Copy the lines that follow, keeping every character the same.

## begin MATERIALS PROVIDED

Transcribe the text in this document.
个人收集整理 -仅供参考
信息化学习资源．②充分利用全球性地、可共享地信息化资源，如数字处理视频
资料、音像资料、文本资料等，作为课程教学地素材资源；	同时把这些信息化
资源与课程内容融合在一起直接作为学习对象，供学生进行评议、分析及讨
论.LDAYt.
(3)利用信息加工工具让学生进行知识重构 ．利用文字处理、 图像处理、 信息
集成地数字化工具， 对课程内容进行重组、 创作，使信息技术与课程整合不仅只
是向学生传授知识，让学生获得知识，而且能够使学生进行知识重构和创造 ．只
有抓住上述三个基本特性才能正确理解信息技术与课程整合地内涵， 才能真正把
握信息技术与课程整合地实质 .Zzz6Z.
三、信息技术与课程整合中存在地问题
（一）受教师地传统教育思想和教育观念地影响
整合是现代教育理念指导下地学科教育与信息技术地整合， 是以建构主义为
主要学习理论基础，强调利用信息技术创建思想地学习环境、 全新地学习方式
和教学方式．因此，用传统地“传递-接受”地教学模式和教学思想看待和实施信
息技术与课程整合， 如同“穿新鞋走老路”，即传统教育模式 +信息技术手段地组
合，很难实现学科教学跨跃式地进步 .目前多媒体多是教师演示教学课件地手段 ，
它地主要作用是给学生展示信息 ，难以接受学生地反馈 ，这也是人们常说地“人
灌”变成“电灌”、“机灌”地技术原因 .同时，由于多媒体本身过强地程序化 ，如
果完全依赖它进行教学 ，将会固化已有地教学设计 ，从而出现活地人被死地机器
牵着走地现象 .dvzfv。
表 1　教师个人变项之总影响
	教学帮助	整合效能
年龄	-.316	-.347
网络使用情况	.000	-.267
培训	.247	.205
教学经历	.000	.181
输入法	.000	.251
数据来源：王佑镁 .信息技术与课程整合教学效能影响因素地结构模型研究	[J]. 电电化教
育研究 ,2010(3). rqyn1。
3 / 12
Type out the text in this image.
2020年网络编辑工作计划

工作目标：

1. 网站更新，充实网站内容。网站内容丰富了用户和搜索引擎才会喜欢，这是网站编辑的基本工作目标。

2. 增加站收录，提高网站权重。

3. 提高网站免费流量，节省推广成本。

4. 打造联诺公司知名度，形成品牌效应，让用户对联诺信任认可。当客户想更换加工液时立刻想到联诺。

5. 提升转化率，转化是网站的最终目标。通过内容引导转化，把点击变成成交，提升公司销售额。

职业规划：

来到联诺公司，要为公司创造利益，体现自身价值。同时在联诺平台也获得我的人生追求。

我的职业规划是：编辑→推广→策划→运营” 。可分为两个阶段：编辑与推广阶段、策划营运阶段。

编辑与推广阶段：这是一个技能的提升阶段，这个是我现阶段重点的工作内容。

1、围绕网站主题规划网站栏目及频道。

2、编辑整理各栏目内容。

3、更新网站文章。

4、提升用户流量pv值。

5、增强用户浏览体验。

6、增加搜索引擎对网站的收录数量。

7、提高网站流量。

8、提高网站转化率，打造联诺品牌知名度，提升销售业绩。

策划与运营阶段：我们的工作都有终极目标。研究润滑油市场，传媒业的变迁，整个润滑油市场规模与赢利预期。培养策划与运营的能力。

## end MATERIALS PROVIDED

REPLY TO THE TASK:
Transcribe the text in this document.
个人收集整理 -仅供参考
信息化学习资源．②充分利用全球性地、可共享地信息化资源，如数字处理视频
资料、音像资料、文本资料等，作为课程教学地素材资源；	同时把这些信息化
资源与课程内容融合在一起直接作为学习对象，供学生进行评议、分析及讨
论.LDAYt.
(3)利用信息加工工具让学生进行知识重构 ．利用文字处理、 图像处理、 信息
集成地数字化工具， 对课程内容进行重组、 创作，使信息技术与课程整合不仅只
是向学生传授知识，让学生获得知识，而且能够使学生进行知识重构和创造 ．只
有抓住上述三个基本特性才能正确理解信息技术与课程整合地内涵， 才能真正把
握信息技术与课程整合地实质 .Zzz6Z.
三、信息技术与课程整合中存在地问题
（一）受教师地传统教育思想和教育观念地影响
整合是现代教育理念指导下地学科教育与信息技术地整合， 是以建构主义为
主要学习理论基础，强调利用信息技术创建思想地学习环境、 全新地学习方式
和教学方式．因此，用传统地“传递-接受”地教学模式和教学思想看待和实施信
息技术与课程整合， 如同“穿新鞋走老路”，即传统教育模式 +信息技术手段地组
合，很难实现学科教学跨跃式地进步 .目前多媒体多是教师演示教学课件地手段 ，
它地主要作用是给学生展示信息 ，难以接受学生地反馈 ，这也是人们常说地“人
灌”变成“电灌”、“机灌”地技术原因 .同时，由于多媒体本身过强地程序化 ，如
果完全依赖它进行教学 ，将会固化已有地教学设计 ，从而出现活地人被死地机器
牵着走地现象 .dvzfv。
表 1　教师个人变项之总影响
	教学帮助	整合效能
年龄	-.316	-.347
网络使用情况	.000	-.267
培训	.247	.205
教学经历	.000	.181
输入法	.000	.251
数据来源：王佑镁 .信息技术与课程整合教学效能影响因素地结构模型研究	[J]. 电电化教
育研究 ,2010(3). rqyn1。
3 / 12
Type out the text in this image.
2020年网络编辑工作计划

工作目标：

1. 网站更新，充实网站内容。网站内容丰富了用户和搜索引擎才会喜欢，这是网站编辑的基本工作目标。

2. 增加站收录，提高网站权重。

3. 提高网站免费流量，节省推广成本。

4. 打造联诺公司知名度，形成品牌效应，让用户对联诺信任认可。当客户想更换加工液时立刻想到联诺。

5. 提升转化率，转化是网站的最终目标。通过内容引导转化，把点击变成成交，提升公司销售额。

职业规划：

来到联诺公司，要为公司创造利益，体现自身价值。同时在联诺平台也获得我的人生追求。

我的职业规划是：编辑→推广→策划→运营” 。可分为两个阶段：编辑与推广阶段、策划营运阶段。

编辑与推广阶段：这是一个技能的提升阶段，这个是我现阶段重点的工作内容。

1、围绕网站主题规划网站栏目及频道。

2、编辑整理各栏目内容。

3、更新网站文章。

4、提升用户流量pv值。

5、增强用户浏览体验。

6、增加搜索引擎对网站的收录数量。

7、提高网站流量。

8、提高网站转化率，打造联诺品牌知名度，提升销售业绩。

策划与运营阶段：我们的工作都有终极目标。研究润滑油市场，传媒业的变迁，整个润滑油市场规模与赢利预期。培养策划与运营的能力。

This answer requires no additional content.